**Exercise requirements**: Each line that holds the word "distance" is to be identified and copied.

(Records about charts and figures)
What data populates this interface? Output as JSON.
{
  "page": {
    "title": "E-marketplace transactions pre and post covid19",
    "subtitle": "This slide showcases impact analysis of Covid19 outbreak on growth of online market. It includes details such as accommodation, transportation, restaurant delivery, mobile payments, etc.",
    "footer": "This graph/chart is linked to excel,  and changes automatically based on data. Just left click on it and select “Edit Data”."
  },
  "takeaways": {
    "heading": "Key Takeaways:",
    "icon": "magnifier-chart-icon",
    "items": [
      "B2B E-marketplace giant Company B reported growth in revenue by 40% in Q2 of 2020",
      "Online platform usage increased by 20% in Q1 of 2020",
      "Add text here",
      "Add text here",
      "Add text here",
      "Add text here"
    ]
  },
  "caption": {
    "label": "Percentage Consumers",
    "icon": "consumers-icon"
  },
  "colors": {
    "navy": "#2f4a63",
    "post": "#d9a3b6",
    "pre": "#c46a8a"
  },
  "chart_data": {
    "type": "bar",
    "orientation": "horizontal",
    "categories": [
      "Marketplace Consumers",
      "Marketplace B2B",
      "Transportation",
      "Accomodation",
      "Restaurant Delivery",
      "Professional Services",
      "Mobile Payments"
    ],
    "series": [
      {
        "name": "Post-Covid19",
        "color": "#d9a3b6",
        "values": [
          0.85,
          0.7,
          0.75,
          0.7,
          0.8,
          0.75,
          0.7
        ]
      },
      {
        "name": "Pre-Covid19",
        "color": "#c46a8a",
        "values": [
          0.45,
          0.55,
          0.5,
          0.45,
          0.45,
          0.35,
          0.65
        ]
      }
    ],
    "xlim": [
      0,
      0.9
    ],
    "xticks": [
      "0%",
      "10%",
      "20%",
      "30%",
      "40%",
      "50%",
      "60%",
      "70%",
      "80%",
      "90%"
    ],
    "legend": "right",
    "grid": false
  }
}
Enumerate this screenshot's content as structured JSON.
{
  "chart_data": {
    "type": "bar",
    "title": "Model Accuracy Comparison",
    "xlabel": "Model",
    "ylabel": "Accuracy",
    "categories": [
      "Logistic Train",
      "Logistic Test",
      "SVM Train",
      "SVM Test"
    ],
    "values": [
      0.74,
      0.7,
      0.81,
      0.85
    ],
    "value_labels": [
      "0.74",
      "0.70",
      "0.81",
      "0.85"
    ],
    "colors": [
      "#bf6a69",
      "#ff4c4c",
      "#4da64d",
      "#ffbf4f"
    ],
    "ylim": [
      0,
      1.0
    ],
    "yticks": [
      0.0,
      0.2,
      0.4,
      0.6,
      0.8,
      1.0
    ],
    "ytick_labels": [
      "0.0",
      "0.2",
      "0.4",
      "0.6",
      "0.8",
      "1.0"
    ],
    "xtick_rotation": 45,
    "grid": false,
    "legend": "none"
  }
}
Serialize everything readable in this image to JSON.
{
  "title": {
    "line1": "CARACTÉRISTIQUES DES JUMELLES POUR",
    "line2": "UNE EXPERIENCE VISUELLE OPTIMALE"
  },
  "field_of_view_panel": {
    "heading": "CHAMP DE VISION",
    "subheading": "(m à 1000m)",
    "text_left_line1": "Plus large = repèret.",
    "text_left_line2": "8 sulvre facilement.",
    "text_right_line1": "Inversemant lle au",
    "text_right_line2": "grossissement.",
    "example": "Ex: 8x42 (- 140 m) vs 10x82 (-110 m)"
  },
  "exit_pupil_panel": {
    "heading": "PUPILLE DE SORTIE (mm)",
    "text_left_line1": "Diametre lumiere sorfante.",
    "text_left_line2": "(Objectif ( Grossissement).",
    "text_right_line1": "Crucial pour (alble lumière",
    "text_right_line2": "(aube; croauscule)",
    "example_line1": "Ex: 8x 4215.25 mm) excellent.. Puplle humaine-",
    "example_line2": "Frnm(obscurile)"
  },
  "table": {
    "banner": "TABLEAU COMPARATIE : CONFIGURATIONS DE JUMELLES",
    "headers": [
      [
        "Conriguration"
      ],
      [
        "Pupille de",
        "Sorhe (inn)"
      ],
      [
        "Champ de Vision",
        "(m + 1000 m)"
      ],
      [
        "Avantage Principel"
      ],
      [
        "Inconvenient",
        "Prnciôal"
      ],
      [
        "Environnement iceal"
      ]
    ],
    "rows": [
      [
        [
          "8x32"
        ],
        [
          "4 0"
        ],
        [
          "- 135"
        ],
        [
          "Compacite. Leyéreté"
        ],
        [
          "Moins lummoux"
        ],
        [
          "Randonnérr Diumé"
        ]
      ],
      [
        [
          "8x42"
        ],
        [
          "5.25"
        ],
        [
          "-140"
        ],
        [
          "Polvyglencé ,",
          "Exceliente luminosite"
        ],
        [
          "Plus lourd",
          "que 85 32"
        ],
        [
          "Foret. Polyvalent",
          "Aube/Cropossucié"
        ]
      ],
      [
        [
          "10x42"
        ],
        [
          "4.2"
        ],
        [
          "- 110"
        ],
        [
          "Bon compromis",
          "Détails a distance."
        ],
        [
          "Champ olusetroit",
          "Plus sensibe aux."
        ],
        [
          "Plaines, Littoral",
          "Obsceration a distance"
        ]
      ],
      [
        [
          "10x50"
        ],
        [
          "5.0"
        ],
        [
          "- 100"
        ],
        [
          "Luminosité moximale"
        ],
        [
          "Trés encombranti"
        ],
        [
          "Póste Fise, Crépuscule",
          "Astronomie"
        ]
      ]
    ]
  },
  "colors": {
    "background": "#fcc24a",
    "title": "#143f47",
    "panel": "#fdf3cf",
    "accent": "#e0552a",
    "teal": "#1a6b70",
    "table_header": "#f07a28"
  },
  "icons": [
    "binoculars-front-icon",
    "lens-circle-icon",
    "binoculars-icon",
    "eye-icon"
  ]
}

**Answer to the task**:
          "Détails a distance."
          "Obsceration a distance"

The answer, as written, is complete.